*** Data records

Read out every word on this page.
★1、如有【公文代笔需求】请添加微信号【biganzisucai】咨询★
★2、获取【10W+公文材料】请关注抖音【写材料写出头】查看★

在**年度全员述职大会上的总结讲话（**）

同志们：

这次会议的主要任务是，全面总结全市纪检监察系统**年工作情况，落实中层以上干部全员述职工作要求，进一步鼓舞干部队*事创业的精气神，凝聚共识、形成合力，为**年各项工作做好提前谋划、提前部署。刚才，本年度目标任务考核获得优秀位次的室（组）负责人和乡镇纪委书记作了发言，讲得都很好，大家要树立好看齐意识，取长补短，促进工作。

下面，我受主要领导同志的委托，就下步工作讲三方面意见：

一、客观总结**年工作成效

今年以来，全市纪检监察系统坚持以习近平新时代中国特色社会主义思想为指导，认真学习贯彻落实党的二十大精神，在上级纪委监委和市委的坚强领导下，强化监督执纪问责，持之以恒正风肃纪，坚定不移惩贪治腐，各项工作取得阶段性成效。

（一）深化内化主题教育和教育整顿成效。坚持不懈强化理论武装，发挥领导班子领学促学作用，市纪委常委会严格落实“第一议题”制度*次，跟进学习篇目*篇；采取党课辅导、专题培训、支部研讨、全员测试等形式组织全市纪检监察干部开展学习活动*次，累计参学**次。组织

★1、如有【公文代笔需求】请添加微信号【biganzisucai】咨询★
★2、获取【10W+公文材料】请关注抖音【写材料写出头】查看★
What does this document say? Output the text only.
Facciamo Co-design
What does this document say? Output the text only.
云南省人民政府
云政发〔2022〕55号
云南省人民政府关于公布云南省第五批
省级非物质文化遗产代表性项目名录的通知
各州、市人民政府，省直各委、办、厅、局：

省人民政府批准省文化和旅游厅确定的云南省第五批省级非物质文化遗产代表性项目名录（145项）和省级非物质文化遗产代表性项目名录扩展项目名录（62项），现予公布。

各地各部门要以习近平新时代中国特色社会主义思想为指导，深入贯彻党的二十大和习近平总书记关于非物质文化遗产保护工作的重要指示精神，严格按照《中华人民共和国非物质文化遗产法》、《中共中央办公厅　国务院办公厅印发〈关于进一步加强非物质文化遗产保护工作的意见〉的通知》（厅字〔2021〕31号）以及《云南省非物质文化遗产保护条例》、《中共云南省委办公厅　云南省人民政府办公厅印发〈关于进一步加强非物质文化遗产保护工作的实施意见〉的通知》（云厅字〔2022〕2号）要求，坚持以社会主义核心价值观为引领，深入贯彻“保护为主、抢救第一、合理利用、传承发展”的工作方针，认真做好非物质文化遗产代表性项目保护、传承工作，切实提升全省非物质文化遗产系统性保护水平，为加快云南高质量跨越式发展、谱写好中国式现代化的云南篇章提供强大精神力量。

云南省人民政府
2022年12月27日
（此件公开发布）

******

**Aim:**
Copy every line of the records word for word.

**Reply to the exercise:**
Read out every word on this page.
★1、如有【公文代笔需求】请添加微信号【biganzisucai】咨询★
★2、获取【10W+公文材料】请关注抖音【写材料写出头】查看★

在**年度全员述职大会上的总结讲话（**）

同志们：

这次会议的主要任务是，全面总结全市纪检监察系统**年工作情况，落实中层以上干部全员述职工作要求，进一步鼓舞干部队*事创业的精气神，凝聚共识、形成合力，为**年各项工作做好提前谋划、提前部署。刚才，本年度目标任务考核获得优秀位次的室（组）负责人和乡镇纪委书记作了发言，讲得都很好，大家要树立好看齐意识，取长补短，促进工作。

下面，我受主要领导同志的委托，就下步工作讲三方面意见：

一、客观总结**年工作成效

今年以来，全市纪检监察系统坚持以习近平新时代中国特色社会主义思想为指导，认真学习贯彻落实党的二十大精神，在上级纪委监委和市委的坚强领导下，强化监督执纪问责，持之以恒正风肃纪，坚定不移惩贪治腐，各项工作取得阶段性成效。

（一）深化内化主题教育和教育整顿成效。坚持不懈强化理论武装，发挥领导班子领学促学作用，市纪委常委会严格落实“第一议题”制度*次，跟进学习篇目*篇；采取党课辅导、专题培训、支部研讨、全员测试等形式组织全市纪检监察干部开展学习活动*次，累计参学**次。组织

★1、如有【公文代笔需求】请添加微信号【biganzisucai】咨询★
★2、获取【10W+公文材料】请关注抖音【写材料写出头】查看★
What does this document say? Output the text only.
Facciamo Co-design
What does this document say? Output the text only.
云南省人民政府
云政发〔2022〕55号
云南省人民政府关于公布云南省第五批
省级非物质文化遗产代表性项目名录的通知
各州、市人民政府，省直各委、办、厅、局：

省人民政府批准省文化和旅游厅确定的云南省第五批省级非物质文化遗产代表性项目名录（145项）和省级非物质文化遗产代表性项目名录扩展项目名录（62项），现予公布。

各地各部门要以习近平新时代中国特色社会主义思想为指导，深入贯彻党的二十大和习近平总书记关于非物质文化遗产保护工作的重要指示精神，严格按照《中华人民共和国非物质文化遗产法》、《中共中央办公厅　国务院办公厅印发〈关于进一步加强非物质文化遗产保护工作的意见〉的通知》（厅字〔2021〕31号）以及《云南省非物质文化遗产保护条例》、《中共云南省委办公厅　云南省人民政府办公厅印发〈关于进一步加强非物质文化遗产保护工作的实施意见〉的通知》（云厅字〔2022〕2号）要求，坚持以社会主义核心价值观为引领，深入贯彻“保护为主、抢救第一、合理利用、传承发展”的工作方针，认真做好非物质文化遗产代表性项目保护、传承工作，切实提升全省非物质文化遗产系统性保护水平，为加快云南高质量跨越式发展、谱写好中国式现代化的云南篇章提供强大精神力量。

云南省人民政府
2022年12月27日
（此件公开发布）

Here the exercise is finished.